## start DATASET

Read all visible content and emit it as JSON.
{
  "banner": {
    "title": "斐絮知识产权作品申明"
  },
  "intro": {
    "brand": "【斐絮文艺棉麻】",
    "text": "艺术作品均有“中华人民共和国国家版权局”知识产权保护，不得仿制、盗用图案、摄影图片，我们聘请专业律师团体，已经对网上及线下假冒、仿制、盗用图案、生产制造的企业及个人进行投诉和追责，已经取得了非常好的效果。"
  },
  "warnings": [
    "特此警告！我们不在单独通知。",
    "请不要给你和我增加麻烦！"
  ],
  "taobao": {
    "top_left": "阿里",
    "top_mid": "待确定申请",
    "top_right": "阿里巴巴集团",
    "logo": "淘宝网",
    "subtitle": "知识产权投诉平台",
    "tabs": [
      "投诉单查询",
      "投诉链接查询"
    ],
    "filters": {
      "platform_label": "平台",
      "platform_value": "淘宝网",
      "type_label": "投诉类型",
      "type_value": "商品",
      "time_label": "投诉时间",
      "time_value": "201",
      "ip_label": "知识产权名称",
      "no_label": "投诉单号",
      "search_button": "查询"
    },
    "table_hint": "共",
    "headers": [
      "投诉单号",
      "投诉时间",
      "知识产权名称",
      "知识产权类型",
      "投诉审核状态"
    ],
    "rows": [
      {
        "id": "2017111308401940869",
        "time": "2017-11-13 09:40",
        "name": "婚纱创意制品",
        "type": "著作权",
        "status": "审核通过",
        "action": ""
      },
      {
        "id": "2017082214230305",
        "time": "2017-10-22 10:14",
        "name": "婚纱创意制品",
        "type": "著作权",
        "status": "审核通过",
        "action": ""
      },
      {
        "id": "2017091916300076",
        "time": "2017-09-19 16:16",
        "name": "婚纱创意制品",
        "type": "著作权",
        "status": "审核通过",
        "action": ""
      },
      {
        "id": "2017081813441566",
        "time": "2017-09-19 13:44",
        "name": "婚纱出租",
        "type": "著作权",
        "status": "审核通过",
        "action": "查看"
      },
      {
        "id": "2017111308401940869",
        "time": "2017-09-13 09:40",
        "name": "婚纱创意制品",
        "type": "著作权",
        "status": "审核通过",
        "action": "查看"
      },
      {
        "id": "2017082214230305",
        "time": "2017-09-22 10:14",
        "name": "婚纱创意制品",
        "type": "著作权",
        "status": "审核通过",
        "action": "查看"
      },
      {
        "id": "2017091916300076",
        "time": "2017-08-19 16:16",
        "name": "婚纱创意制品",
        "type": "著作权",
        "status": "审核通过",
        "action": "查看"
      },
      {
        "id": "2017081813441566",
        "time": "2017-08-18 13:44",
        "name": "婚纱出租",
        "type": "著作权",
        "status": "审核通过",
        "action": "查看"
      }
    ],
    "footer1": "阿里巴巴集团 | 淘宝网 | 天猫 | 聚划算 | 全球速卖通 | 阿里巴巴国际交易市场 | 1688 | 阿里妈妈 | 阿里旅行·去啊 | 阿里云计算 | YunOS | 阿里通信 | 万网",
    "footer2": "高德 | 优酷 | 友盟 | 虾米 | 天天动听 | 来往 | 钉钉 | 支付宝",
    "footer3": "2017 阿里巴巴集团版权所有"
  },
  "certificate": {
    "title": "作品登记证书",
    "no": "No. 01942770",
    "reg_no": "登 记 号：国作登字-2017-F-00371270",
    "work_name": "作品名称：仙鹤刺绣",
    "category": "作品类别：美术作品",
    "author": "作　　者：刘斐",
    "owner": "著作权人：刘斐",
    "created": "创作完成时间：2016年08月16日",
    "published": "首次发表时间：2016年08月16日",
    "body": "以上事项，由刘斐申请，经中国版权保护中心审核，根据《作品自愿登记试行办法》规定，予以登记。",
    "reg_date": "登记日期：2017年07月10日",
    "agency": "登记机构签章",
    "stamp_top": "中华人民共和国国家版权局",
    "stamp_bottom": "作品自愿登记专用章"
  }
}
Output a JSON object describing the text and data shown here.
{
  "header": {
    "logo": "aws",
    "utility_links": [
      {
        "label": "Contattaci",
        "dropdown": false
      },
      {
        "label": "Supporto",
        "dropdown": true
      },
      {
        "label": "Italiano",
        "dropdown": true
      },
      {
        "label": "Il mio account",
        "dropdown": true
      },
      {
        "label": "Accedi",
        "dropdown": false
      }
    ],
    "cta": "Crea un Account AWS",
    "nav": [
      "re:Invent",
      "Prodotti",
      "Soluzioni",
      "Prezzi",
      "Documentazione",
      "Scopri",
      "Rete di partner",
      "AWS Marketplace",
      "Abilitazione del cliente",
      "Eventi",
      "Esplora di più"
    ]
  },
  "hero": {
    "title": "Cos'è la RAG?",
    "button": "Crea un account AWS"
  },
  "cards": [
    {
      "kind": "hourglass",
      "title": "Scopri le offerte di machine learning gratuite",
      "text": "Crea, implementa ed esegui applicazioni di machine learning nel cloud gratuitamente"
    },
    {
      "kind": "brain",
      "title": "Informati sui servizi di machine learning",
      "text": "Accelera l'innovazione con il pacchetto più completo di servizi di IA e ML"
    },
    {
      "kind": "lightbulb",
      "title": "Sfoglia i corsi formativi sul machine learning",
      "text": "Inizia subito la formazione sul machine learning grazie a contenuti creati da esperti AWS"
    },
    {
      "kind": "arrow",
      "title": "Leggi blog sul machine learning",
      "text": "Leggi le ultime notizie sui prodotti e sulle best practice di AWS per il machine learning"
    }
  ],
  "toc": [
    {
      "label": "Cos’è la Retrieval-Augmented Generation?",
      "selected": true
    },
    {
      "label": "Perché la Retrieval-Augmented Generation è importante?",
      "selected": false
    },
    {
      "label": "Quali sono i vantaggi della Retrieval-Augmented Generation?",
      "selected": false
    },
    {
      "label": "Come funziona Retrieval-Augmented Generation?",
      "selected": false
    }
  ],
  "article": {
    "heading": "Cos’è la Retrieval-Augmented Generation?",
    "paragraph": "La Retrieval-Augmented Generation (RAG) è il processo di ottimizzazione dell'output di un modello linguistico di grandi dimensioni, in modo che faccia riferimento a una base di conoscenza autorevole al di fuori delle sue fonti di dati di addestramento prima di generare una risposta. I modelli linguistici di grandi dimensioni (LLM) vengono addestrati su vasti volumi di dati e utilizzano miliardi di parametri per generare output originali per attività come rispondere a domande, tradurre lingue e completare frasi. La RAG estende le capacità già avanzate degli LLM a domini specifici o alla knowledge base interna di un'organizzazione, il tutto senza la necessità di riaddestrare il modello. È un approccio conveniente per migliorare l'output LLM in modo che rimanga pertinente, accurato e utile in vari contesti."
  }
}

## end DATASET

*AIM OF THE EXERCISE*: Copy out the full listing exactly.

*WRITTEN REPLY*:
Read all visible content and emit it as JSON.
{
  "banner": {
    "title": "斐絮知识产权作品申明"
  },
  "intro": {
    "brand": "【斐絮文艺棉麻】",
    "text": "艺术作品均有“中华人民共和国国家版权局”知识产权保护，不得仿制、盗用图案、摄影图片，我们聘请专业律师团体，已经对网上及线下假冒、仿制、盗用图案、生产制造的企业及个人进行投诉和追责，已经取得了非常好的效果。"
  },
  "warnings": [
    "特此警告！我们不在单独通知。",
    "请不要给你和我增加麻烦！"
  ],
  "taobao": {
    "top_left": "阿里",
    "top_mid": "待确定申请",
    "top_right": "阿里巴巴集团",
    "logo": "淘宝网",
    "subtitle": "知识产权投诉平台",
    "tabs": [
      "投诉单查询",
      "投诉链接查询"
    ],
    "filters": {
      "platform_label": "平台",
      "platform_value": "淘宝网",
      "type_label": "投诉类型",
      "type_value": "商品",
      "time_label": "投诉时间",
      "time_value": "201",
      "ip_label": "知识产权名称",
      "no_label": "投诉单号",
      "search_button": "查询"
    },
    "table_hint": "共",
    "headers": [
      "投诉单号",
      "投诉时间",
      "知识产权名称",
      "知识产权类型",
      "投诉审核状态"
    ],
    "rows": [
      {
        "id": "2017111308401940869",
        "time": "2017-11-13 09:40",
        "name": "婚纱创意制品",
        "type": "著作权",
        "status": "审核通过",
        "action": ""
      },
      {
        "id": "2017082214230305",
        "time": "2017-10-22 10:14",
        "name": "婚纱创意制品",
        "type": "著作权",
        "status": "审核通过",
        "action": ""
      },
      {
        "id": "2017091916300076",
        "time": "2017-09-19 16:16",
        "name": "婚纱创意制品",
        "type": "著作权",
        "status": "审核通过",
        "action": ""
      },
      {
        "id": "2017081813441566",
        "time": "2017-09-19 13:44",
        "name": "婚纱出租",
        "type": "著作权",
        "status": "审核通过",
        "action": "查看"
      },
      {
        "id": "2017111308401940869",
        "time": "2017-09-13 09:40",
        "name": "婚纱创意制品",
        "type": "著作权",
        "status": "审核通过",
        "action": "查看"
      },
      {
        "id": "2017082214230305",
        "time": "2017-09-22 10:14",
        "name": "婚纱创意制品",
        "type": "著作权",
        "status": "审核通过",
        "action": "查看"
      },
      {
        "id": "2017091916300076",
        "time": "2017-08-19 16:16",
        "name": "婚纱创意制品",
        "type": "著作权",
        "status": "审核通过",
        "action": "查看"
      },
      {
        "id": "2017081813441566",
        "time": "2017-08-18 13:44",
        "name": "婚纱出租",
        "type": "著作权",
        "status": "审核通过",
        "action": "查看"
      }
    ],
    "footer1": "阿里巴巴集团 | 淘宝网 | 天猫 | 聚划算 | 全球速卖通 | 阿里巴巴国际交易市场 | 1688 | 阿里妈妈 | 阿里旅行·去啊 | 阿里云计算 | YunOS | 阿里通信 | 万网",
    "footer2": "高德 | 优酷 | 友盟 | 虾米 | 天天动听 | 来往 | 钉钉 | 支付宝",
    "footer3": "2017 阿里巴巴集团版权所有"
  },
  "certificate": {
    "title": "作品登记证书",
    "no": "No. 01942770",
    "reg_no": "登 记 号：国作登字-2017-F-00371270",
    "work_name": "作品名称：仙鹤刺绣",
    "category": "作品类别：美术作品",
    "author": "作　　者：刘斐",
    "owner": "著作权人：刘斐",
    "created": "创作完成时间：2016年08月16日",
    "published": "首次发表时间：2016年08月16日",
    "body": "以上事项，由刘斐申请，经中国版权保护中心审核，根据《作品自愿登记试行办法》规定，予以登记。",
    "reg_date": "登记日期：2017年07月10日",
    "agency": "登记机构签章",
    "stamp_top": "中华人民共和国国家版权局",
    "stamp_bottom": "作品自愿登记专用章"
  }
}
Output a JSON object describing the text and data shown here.
{
  "header": {
    "logo": "aws",
    "utility_links": [
      {
        "label": "Contattaci",
        "dropdown": false
      },
      {
        "label": "Supporto",
        "dropdown": true
      },
      {
        "label": "Italiano",
        "dropdown": true
      },
      {
        "label": "Il mio account",
        "dropdown": true
      },
      {
        "label": "Accedi",
        "dropdown": false
      }
    ],
    "cta": "Crea un Account AWS",
    "nav": [
      "re:Invent",
      "Prodotti",
      "Soluzioni",
      "Prezzi",
      "Documentazione",
      "Scopri",
      "Rete di partner",
      "AWS Marketplace",
      "Abilitazione del cliente",
      "Eventi",
      "Esplora di più"
    ]
  },
  "hero": {
    "title": "Cos'è la RAG?",
    "button": "Crea un account AWS"
  },
  "cards": [
    {
      "kind": "hourglass",
      "title": "Scopri le offerte di machine learning gratuite",
      "text": "Crea, implementa ed esegui applicazioni di machine learning nel cloud gratuitamente"
    },
    {
      "kind": "brain",
      "title": "Informati sui servizi di machine learning",
      "text": "Accelera l'innovazione con il pacchetto più completo di servizi di IA e ML"
    },
    {
      "kind": "lightbulb",
      "title": "Sfoglia i corsi formativi sul machine learning",
      "text": "Inizia subito la formazione sul machine learning grazie a contenuti creati da esperti AWS"
    },
    {
      "kind": "arrow",
      "title": "Leggi blog sul machine learning",
      "text": "Leggi le ultime notizie sui prodotti e sulle best practice di AWS per il machine learning"
    }
  ],
  "toc": [
    {
      "label": "Cos’è la Retrieval-Augmented Generation?",
      "selected": true
    },
    {
      "label": "Perché la Retrieval-Augmented Generation è importante?",
      "selected": false
    },
    {
      "label": "Quali sono i vantaggi della Retrieval-Augmented Generation?",
      "selected": false
    },
    {
      "label": "Come funziona Retrieval-Augmented Generation?",
      "selected": false
    }
  ],
  "article": {
    "heading": "Cos’è la Retrieval-Augmented Generation?",
    "paragraph": "La Retrieval-Augmented Generation (RAG) è il processo di ottimizzazione dell'output di un modello linguistico di grandi dimensioni, in modo che faccia riferimento a una base di conoscenza autorevole al di fuori delle sue fonti di dati di addestramento prima di generare una risposta. I modelli linguistici di grandi dimensioni (LLM) vengono addestrati su vasti volumi di dati e utilizzano miliardi di parametri per generare output originali per attività come rispondere a domande, tradurre lingue e completare frasi. La RAG estende le capacità già avanzate degli LLM a domini specifici o alla knowledge base interna di un'organizzazione, il tutto senza la necessità di riaddestrare il modello. È un approccio conveniente per migliorare l'output LLM in modo che rimanga pertinente, accurato e utile in vari contesti."
  }
}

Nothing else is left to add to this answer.